* _Material to process_
########
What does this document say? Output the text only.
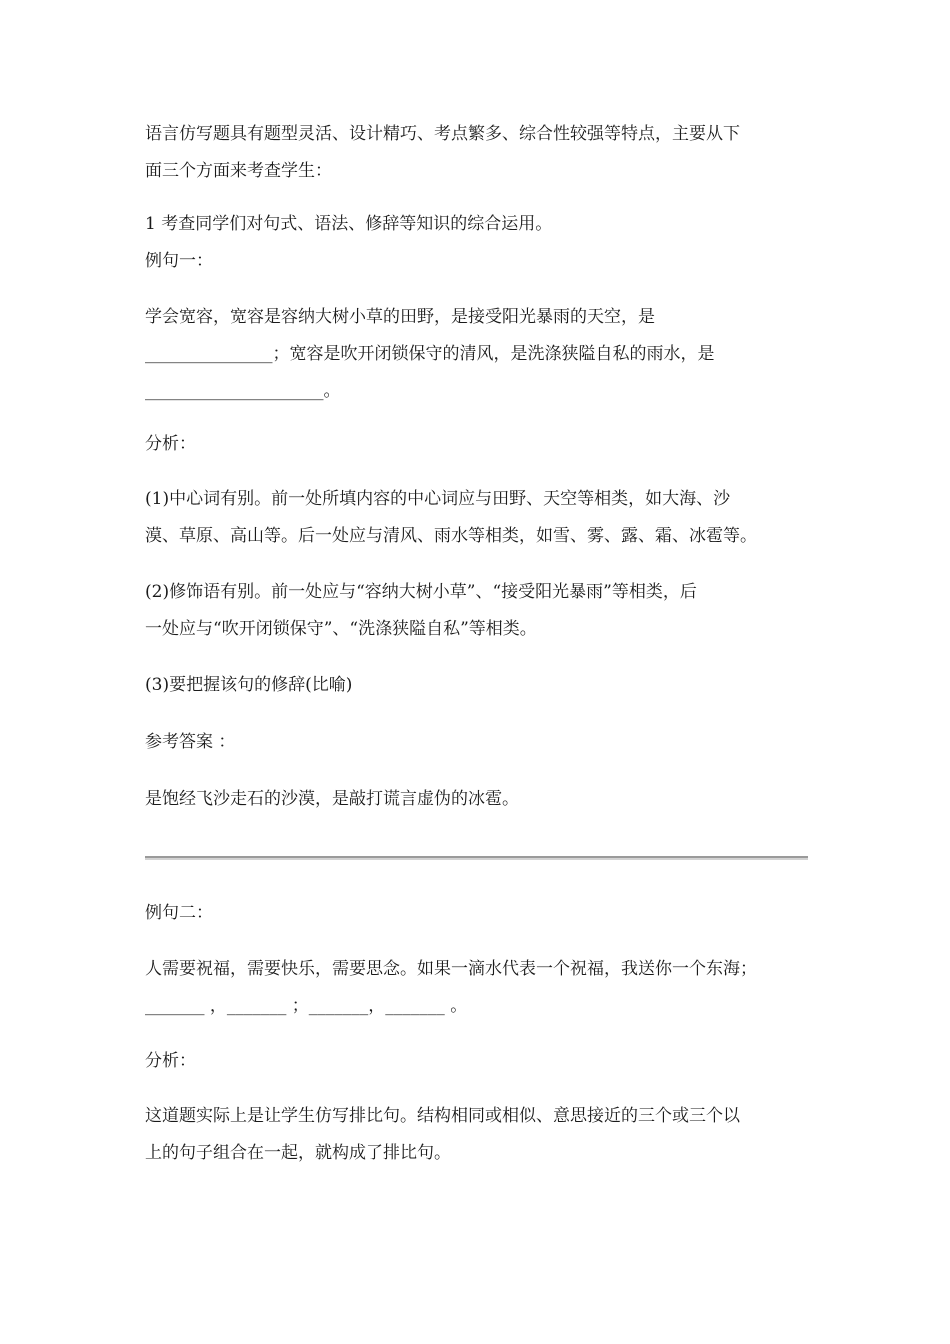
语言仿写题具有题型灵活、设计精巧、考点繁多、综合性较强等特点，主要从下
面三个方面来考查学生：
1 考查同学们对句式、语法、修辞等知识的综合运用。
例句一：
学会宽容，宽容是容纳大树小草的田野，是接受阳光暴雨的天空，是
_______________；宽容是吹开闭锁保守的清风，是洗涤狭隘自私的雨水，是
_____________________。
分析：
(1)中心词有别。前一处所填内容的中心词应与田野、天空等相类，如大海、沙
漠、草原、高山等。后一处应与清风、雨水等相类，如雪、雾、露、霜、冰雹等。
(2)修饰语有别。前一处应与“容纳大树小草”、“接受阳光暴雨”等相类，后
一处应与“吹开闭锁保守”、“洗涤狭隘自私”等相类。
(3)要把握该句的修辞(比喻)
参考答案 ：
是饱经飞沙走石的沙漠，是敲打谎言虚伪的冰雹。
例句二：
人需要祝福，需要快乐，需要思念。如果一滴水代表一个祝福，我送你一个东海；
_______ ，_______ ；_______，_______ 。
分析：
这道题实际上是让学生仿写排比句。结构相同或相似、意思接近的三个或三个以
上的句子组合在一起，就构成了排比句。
########
* _Work to be completed_
Reproduce all the entries that precede this task, word for word, minus any pictures.

* _Response_
What does this document say? Output the text only.
语言仿写题具有题型灵活、设计精巧、考点繁多、综合性较强等特点，主要从下
面三个方面来考查学生：
1 考查同学们对句式、语法、修辞等知识的综合运用。
例句一：
学会宽容，宽容是容纳大树小草的田野，是接受阳光暴雨的天空，是
_______________；宽容是吹开闭锁保守的清风，是洗涤狭隘自私的雨水，是
_____________________。
分析：
(1)中心词有别。前一处所填内容的中心词应与田野、天空等相类，如大海、沙
漠、草原、高山等。后一处应与清风、雨水等相类，如雪、雾、露、霜、冰雹等。
(2)修饰语有别。前一处应与“容纳大树小草”、“接受阳光暴雨”等相类，后
一处应与“吹开闭锁保守”、“洗涤狭隘自私”等相类。
(3)要把握该句的修辞(比喻)
参考答案 ：
是饱经飞沙走石的沙漠，是敲打谎言虚伪的冰雹。
例句二：
人需要祝福，需要快乐，需要思念。如果一滴水代表一个祝福，我送你一个东海；
_______ ，_______ ；_______，_______ 。
分析：
这道题实际上是让学生仿写排比句。结构相同或相似、意思接近的三个或三个以
上的句子组合在一起，就构成了排比句。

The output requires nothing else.